## PROBLEM STATEMENT
"progressivi" appears in how many lines of the entries? State only the number.

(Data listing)
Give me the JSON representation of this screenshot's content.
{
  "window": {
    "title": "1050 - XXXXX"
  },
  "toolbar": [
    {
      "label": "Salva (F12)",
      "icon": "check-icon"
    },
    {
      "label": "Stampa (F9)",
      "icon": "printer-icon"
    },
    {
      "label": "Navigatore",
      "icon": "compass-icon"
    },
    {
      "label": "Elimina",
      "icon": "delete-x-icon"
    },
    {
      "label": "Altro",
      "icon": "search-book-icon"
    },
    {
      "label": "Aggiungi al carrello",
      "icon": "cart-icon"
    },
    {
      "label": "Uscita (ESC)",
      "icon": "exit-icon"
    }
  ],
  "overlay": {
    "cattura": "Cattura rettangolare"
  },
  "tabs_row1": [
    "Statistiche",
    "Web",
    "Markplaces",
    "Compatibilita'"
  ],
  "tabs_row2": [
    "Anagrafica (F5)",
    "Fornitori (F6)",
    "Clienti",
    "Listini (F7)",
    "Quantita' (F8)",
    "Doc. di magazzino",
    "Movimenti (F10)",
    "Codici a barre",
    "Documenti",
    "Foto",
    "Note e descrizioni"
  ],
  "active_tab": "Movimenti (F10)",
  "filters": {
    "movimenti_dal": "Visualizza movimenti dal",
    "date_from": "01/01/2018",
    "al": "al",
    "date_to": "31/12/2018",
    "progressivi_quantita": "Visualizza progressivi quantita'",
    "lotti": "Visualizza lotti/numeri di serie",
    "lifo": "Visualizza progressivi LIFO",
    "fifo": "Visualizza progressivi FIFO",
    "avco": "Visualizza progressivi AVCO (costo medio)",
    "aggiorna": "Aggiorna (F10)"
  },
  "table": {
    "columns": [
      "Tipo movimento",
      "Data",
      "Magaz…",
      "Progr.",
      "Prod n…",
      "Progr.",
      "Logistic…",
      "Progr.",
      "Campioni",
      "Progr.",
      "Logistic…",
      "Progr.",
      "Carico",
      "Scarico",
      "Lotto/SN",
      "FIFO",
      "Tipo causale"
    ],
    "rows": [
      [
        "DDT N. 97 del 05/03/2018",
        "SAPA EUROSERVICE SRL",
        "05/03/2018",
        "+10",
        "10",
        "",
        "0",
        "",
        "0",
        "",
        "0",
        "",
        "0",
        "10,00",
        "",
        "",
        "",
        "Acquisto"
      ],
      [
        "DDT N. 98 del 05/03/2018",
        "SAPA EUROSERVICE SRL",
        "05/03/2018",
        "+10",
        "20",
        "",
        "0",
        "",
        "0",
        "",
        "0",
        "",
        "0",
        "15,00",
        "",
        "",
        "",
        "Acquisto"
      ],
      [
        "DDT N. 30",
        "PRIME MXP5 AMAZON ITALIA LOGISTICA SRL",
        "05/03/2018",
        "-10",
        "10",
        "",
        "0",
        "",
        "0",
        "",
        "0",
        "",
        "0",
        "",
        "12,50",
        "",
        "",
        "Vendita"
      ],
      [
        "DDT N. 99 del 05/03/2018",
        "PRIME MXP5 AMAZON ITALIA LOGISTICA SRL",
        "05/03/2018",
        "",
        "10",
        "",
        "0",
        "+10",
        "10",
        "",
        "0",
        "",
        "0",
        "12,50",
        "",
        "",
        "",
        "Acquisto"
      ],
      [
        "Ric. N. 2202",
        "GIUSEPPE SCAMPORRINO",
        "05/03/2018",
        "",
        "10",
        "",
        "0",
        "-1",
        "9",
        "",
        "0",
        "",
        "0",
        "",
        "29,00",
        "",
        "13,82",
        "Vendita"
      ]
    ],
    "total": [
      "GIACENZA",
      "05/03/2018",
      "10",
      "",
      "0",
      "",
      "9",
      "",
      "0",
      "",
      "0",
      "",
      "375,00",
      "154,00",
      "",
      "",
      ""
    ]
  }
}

## TASK SOLUTION
4